§ **Problem description**
Answer with the number of lines in the listing below that contain the word "operation", and nothing else.

[A block of data]
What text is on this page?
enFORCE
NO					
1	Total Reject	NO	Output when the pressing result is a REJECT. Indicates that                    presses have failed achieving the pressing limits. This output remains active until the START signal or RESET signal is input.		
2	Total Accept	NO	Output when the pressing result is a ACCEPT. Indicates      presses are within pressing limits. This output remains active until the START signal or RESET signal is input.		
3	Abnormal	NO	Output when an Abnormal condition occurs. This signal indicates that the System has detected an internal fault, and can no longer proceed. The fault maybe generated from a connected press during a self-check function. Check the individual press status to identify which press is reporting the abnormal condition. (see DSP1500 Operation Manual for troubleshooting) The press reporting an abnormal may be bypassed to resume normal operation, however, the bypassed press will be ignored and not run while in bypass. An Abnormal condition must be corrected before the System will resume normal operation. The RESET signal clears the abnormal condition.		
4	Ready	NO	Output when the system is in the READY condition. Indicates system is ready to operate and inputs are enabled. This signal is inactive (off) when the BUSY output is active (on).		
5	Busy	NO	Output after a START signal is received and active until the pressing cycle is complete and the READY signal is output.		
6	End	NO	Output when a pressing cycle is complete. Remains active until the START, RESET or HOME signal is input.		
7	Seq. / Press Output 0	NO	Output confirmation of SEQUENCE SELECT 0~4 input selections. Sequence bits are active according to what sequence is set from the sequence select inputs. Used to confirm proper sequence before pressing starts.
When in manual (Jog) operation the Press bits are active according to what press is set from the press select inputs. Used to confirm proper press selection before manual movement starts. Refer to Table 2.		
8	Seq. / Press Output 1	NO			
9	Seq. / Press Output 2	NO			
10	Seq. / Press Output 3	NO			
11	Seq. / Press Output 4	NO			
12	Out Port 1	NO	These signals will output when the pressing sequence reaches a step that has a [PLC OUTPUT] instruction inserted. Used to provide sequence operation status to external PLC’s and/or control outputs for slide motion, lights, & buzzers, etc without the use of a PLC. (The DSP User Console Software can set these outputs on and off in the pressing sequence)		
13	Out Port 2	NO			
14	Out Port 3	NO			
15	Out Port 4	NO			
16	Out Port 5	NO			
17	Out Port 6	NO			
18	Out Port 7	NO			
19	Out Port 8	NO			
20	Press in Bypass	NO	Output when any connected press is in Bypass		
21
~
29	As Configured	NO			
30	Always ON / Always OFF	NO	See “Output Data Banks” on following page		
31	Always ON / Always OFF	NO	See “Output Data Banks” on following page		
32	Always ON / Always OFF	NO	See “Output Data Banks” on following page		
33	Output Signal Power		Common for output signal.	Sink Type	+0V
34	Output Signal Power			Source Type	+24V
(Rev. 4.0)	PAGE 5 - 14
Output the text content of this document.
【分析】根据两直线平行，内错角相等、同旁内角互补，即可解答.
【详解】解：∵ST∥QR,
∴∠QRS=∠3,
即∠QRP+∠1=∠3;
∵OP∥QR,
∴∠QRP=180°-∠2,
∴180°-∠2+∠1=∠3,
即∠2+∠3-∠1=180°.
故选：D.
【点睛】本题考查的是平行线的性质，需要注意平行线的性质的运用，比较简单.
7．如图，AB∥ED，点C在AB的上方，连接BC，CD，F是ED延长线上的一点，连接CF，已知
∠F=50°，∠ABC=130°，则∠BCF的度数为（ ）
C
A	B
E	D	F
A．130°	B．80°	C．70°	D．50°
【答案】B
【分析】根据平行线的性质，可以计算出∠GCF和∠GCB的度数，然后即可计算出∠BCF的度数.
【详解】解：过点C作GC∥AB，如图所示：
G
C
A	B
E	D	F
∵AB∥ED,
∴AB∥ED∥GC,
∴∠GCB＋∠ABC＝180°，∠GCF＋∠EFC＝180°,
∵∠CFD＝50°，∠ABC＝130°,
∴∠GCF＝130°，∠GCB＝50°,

§ **Answer to the problem**
3